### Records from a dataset
■ ■ ■ ■ ■ ■ ■
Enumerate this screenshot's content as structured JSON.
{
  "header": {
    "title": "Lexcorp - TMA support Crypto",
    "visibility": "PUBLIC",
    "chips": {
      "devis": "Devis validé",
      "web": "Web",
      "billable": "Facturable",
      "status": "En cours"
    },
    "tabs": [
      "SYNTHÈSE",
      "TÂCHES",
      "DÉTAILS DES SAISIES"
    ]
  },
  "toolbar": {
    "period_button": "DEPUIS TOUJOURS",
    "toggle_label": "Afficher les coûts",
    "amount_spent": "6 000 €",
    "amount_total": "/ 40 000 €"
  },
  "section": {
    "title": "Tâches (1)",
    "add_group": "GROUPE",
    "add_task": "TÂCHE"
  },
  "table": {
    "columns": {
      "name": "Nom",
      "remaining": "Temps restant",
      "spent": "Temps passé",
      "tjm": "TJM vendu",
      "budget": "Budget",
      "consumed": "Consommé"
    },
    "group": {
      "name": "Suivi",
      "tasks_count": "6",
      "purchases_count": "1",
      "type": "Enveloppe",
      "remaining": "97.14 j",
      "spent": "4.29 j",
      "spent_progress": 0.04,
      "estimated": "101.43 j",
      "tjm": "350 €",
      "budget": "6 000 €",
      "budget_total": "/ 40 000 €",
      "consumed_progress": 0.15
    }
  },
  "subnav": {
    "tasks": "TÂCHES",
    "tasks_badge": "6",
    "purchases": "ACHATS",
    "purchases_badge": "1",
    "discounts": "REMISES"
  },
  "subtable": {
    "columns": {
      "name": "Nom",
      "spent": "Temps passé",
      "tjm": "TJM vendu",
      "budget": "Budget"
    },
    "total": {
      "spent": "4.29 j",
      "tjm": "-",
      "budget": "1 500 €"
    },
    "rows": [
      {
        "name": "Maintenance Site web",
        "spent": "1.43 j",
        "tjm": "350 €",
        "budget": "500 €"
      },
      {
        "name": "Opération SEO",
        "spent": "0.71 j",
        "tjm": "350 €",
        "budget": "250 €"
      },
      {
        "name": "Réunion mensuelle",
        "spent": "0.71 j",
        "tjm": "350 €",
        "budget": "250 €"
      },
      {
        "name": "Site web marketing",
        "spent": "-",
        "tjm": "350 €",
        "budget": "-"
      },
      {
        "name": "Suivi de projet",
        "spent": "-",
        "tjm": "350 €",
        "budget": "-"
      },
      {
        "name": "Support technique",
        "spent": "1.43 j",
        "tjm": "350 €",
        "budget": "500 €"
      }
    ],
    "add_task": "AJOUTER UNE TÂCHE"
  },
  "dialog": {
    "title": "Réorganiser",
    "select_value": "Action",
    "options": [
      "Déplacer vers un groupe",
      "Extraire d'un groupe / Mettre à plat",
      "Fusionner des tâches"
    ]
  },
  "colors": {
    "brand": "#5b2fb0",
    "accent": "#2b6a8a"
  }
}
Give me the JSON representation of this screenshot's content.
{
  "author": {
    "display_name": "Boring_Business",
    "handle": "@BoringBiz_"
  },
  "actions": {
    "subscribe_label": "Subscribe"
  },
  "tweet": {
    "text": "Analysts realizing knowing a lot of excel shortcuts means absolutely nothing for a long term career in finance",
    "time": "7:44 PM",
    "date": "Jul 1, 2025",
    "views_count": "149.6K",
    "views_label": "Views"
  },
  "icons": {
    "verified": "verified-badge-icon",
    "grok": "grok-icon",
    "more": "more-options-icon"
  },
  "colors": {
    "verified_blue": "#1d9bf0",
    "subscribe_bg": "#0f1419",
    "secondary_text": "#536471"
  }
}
■ ■ ■ ■ ■ ■ ■
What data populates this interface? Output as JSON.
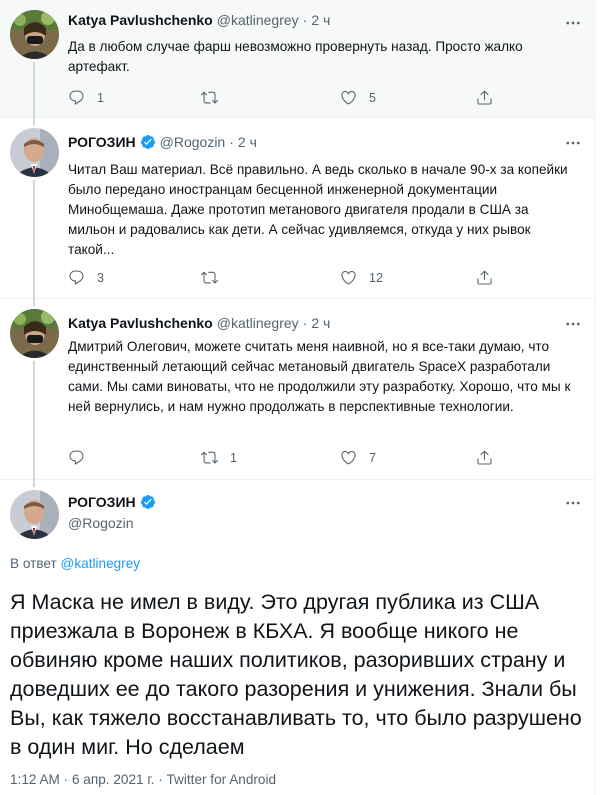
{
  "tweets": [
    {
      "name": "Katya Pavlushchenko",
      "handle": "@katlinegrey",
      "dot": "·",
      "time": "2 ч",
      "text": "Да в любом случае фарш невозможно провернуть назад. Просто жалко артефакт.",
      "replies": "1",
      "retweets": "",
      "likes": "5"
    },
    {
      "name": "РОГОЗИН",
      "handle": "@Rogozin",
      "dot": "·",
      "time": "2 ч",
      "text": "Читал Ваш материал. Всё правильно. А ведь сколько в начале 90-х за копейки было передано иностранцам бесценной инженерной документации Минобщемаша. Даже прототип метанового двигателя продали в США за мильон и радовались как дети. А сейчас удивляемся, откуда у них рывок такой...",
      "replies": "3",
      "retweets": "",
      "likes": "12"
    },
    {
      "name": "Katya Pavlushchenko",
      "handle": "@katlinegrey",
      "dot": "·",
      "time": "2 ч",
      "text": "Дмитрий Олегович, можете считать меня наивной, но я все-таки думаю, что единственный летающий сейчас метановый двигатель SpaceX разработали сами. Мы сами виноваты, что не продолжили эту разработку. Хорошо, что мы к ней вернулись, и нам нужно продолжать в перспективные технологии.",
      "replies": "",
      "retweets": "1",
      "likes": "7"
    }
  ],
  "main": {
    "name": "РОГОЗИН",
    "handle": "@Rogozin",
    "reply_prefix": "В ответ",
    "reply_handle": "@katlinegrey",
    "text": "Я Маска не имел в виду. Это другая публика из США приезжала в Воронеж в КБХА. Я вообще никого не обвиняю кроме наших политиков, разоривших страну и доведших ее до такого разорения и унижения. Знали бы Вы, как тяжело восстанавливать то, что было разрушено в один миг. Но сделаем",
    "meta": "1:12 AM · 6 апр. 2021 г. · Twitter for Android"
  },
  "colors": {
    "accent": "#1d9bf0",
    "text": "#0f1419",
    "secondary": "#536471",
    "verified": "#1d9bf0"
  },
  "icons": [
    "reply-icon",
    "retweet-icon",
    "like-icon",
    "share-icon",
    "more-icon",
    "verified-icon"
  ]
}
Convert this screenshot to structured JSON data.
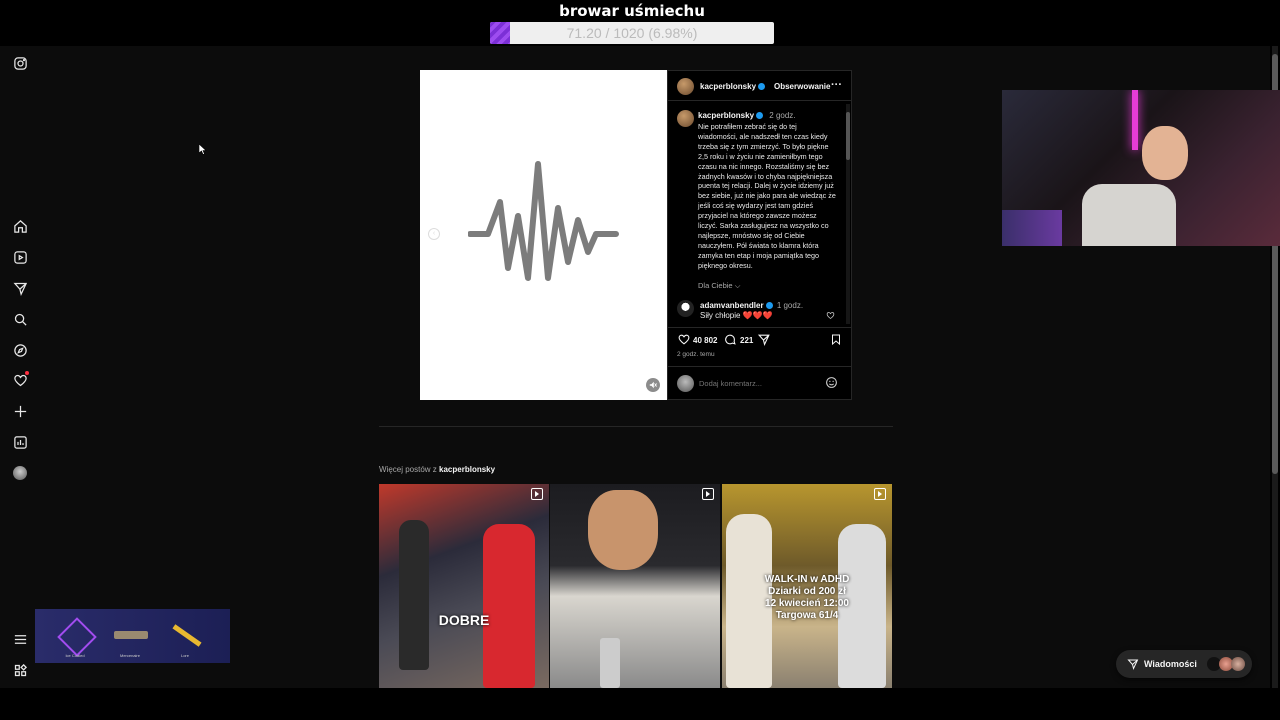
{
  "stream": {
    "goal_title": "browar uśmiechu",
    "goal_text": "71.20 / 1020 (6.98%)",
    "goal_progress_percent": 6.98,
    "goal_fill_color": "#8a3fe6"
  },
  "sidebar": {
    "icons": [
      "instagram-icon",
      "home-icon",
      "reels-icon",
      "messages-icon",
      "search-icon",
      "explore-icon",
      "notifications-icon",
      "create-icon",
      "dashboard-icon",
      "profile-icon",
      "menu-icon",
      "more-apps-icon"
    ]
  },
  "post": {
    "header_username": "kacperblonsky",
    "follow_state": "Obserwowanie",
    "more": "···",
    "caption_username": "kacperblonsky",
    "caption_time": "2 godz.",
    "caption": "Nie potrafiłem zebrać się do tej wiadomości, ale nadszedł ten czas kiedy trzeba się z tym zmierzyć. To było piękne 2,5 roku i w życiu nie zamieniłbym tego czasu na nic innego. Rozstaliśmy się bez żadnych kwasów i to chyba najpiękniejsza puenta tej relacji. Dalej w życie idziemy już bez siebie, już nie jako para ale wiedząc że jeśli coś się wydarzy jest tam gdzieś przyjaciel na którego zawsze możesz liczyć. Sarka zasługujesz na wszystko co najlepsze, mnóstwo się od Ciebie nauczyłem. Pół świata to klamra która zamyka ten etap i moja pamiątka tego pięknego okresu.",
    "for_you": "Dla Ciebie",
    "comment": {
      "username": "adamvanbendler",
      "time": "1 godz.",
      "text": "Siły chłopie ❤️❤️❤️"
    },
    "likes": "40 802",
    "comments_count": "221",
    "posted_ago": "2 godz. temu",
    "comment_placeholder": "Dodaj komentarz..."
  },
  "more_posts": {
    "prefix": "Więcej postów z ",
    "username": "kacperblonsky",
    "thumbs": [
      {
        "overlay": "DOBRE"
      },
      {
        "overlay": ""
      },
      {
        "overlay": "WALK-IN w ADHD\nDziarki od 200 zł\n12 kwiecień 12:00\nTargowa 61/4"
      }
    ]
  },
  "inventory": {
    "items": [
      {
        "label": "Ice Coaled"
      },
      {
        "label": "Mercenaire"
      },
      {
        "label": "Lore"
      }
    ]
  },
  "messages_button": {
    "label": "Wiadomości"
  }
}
■ ■ ■ ■ ■ ■ ■
Write only the number of lines in the data above that include "Site".

2